• _Task instructions_: Extract each record and reproduce it exactly.
######
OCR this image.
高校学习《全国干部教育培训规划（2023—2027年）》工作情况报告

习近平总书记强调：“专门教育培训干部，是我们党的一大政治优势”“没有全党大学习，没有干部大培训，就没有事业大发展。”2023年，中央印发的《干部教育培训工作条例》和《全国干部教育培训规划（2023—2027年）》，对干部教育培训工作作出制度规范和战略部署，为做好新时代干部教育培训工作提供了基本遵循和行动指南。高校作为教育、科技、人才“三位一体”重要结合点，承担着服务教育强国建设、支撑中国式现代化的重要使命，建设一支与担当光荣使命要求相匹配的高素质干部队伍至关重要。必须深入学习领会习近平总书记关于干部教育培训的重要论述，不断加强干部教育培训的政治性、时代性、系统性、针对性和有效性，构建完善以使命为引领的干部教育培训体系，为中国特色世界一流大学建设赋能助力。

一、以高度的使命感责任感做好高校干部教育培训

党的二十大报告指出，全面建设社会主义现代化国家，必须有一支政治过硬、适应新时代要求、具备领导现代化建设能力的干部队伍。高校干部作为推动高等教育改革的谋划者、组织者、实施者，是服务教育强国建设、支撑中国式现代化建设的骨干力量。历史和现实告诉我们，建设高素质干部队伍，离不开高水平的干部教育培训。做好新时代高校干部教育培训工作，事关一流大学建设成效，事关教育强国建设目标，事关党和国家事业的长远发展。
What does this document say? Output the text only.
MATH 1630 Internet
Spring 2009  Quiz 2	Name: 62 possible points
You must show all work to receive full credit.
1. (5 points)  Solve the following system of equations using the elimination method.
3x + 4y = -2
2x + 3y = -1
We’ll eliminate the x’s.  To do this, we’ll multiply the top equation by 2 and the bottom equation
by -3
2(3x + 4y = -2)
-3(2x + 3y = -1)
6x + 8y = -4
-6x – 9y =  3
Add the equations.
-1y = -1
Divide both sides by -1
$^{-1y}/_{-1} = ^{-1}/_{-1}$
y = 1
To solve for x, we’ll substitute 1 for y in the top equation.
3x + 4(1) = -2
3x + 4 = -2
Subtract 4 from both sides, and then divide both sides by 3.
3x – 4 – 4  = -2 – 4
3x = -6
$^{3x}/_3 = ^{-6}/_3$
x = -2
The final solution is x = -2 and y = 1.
######
• _Expected answer_:
OCR this image.
高校学习《全国干部教育培训规划（2023—2027年）》工作情况报告

习近平总书记强调：“专门教育培训干部，是我们党的一大政治优势”“没有全党大学习，没有干部大培训，就没有事业大发展。”2023年，中央印发的《干部教育培训工作条例》和《全国干部教育培训规划（2023—2027年）》，对干部教育培训工作作出制度规范和战略部署，为做好新时代干部教育培训工作提供了基本遵循和行动指南。高校作为教育、科技、人才“三位一体”重要结合点，承担着服务教育强国建设、支撑中国式现代化的重要使命，建设一支与担当光荣使命要求相匹配的高素质干部队伍至关重要。必须深入学习领会习近平总书记关于干部教育培训的重要论述，不断加强干部教育培训的政治性、时代性、系统性、针对性和有效性，构建完善以使命为引领的干部教育培训体系，为中国特色世界一流大学建设赋能助力。

一、以高度的使命感责任感做好高校干部教育培训

党的二十大报告指出，全面建设社会主义现代化国家，必须有一支政治过硬、适应新时代要求、具备领导现代化建设能力的干部队伍。高校干部作为推动高等教育改革的谋划者、组织者、实施者，是服务教育强国建设、支撑中国式现代化建设的骨干力量。历史和现实告诉我们，建设高素质干部队伍，离不开高水平的干部教育培训。做好新时代高校干部教育培训工作，事关一流大学建设成效，事关教育强国建设目标，事关党和国家事业的长远发展。
What does this document say? Output the text only.
MATH 1630 Internet
Spring 2009  Quiz 2	Name: 62 possible points
You must show all work to receive full credit.
1. (5 points)  Solve the following system of equations using the elimination method.
3x + 4y = -2
2x + 3y = -1
We’ll eliminate the x’s.  To do this, we’ll multiply the top equation by 2 and the bottom equation
by -3
2(3x + 4y = -2)
-3(2x + 3y = -1)
6x + 8y = -4
-6x – 9y =  3
Add the equations.
-1y = -1
Divide both sides by -1
$^{-1y}/_{-1} = ^{-1}/_{-1}$
y = 1
To solve for x, we’ll substitute 1 for y in the top equation.
3x + 4(1) = -2
3x + 4 = -2
Subtract 4 from both sides, and then divide both sides by 3.
3x – 4 – 4  = -2 – 4
3x = -6
$^{3x}/_3 = ^{-6}/_3$
x = -2
The final solution is x = -2 and y = 1.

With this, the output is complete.